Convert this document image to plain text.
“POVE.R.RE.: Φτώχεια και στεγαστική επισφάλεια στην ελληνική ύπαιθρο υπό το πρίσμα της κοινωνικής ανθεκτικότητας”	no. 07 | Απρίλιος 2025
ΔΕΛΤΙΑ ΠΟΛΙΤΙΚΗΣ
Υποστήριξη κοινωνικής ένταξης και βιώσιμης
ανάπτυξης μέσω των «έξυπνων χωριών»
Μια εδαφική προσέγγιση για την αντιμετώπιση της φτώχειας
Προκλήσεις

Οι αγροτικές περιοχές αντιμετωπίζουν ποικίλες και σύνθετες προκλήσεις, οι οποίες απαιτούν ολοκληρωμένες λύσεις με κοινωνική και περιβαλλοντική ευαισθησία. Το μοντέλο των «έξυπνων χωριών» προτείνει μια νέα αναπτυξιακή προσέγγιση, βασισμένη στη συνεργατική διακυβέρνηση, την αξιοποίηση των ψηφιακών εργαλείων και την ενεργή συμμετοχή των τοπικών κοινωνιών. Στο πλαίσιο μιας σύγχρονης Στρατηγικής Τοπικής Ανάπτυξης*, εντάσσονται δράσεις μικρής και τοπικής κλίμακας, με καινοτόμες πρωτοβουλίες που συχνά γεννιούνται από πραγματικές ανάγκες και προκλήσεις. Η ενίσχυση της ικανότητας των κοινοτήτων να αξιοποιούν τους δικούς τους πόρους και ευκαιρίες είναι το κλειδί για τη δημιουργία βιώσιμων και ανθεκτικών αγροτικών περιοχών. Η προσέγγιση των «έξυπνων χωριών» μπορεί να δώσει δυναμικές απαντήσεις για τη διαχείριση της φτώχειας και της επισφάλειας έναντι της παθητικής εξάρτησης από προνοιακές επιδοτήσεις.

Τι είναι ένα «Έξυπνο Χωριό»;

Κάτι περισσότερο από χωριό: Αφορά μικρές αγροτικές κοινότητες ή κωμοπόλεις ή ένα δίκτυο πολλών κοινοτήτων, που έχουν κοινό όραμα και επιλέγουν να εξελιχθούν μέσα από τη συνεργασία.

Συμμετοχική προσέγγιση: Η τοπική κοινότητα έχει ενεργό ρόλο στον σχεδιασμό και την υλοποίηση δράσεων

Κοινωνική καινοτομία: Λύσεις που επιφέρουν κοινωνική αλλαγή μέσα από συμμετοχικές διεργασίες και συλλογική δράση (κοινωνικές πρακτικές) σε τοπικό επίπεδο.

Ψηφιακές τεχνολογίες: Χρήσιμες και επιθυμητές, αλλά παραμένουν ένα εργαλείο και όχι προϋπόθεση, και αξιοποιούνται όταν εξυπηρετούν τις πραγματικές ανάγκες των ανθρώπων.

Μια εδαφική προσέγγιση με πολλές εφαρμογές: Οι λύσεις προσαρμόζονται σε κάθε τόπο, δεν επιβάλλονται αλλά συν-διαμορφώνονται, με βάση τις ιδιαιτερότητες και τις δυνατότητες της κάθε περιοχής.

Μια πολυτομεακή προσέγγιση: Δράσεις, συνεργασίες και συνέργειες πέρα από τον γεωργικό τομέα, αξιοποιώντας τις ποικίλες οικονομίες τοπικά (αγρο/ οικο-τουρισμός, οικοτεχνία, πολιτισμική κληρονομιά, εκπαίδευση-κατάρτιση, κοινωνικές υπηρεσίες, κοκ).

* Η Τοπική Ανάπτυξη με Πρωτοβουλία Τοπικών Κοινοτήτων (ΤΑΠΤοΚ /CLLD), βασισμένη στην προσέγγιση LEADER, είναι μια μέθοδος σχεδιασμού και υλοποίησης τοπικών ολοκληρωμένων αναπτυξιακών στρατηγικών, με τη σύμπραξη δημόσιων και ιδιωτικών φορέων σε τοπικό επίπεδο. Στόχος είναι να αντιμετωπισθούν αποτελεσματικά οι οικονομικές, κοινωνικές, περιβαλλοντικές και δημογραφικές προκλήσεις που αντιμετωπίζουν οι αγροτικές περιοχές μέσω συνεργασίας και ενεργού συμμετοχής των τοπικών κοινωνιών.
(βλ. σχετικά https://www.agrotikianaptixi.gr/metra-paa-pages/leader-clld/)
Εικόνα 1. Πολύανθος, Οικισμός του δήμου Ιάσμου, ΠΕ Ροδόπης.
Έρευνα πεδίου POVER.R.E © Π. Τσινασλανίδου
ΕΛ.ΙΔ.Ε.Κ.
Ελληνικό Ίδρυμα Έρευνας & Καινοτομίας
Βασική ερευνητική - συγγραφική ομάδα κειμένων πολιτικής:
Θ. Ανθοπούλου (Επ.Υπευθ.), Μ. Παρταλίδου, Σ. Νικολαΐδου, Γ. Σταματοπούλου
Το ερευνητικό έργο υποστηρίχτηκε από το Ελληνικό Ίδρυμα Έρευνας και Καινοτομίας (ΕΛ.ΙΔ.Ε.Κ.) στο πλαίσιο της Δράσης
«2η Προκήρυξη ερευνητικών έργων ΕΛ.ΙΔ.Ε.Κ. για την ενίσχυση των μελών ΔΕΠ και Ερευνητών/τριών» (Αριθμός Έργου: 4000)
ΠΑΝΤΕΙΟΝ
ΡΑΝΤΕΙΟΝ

####

From the records above, pull out every line containing the word "αλλά".

Ψηφιακές τεχνολογίες: Χρήσιμες και επιθυμητές, αλλά παραμένουν ένα εργαλείο και όχι προϋπόθεση, και αξιοποιούνται όταν εξυπηρετούν τις πραγματικές ανάγκες των ανθρώπων.
Μια εδαφική προσέγγιση με πολλές εφαρμογές: Οι λύσεις προσαρμόζονται σε κάθε τόπο, δεν επιβάλλονται αλλά συν-διαμορφώνονται, με βάση τις ιδιαιτερότητες και τις δυνατότητες της κάθε περιοχής.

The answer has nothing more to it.